Quote the records in full and leave their pictures out.

Stored records:
####
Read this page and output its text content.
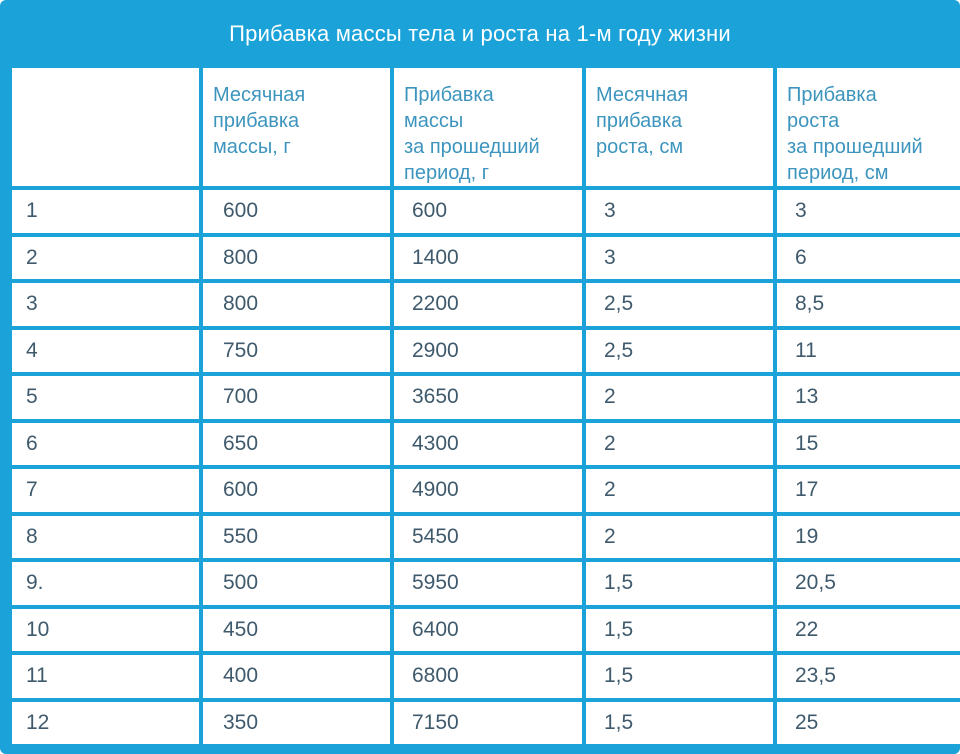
Прибавка массы тела и роста на 1-м году жизни
	Месячная
прибавка
массы, г	Прибавка
массы
за прошедший
период, г	Месячная
прибавка
роста, см	Прибавка
роста
за прошедший
период, см
1	600	600	3	3
2	800	1400	3	6
3	800	2200	2,5	8,5
4	750	2900	2,5	11
5	700	3650	2	13
6	650	4300	2	15
7	600	4900	2	17
8	550	5450	2	19
9.	500	5950	1,5	20,5
10	450	6400	1,5	22
11	400	6800	1,5	23,5
12	350	7150	1,5	25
####
▶ **Response to this exercise**
Read this page and output its text content.
Прибавка массы тела и роста на 1-м году жизни
	Месячная
прибавка
массы, г	Прибавка
массы
за прошедший
период, г	Месячная
прибавка
роста, см	Прибавка
роста
за прошедший
период, см
1	600	600	3	3
2	800	1400	3	6
3	800	2200	2,5	8,5
4	750	2900	2,5	11
5	700	3650	2	13
6	650	4300	2	15
7	600	4900	2	17
8	550	5450	2	19
9.	500	5950	1,5	20,5
10	450	6400	1,5	22
11	400	6800	1,5	23,5
12	350	7150	1,5	25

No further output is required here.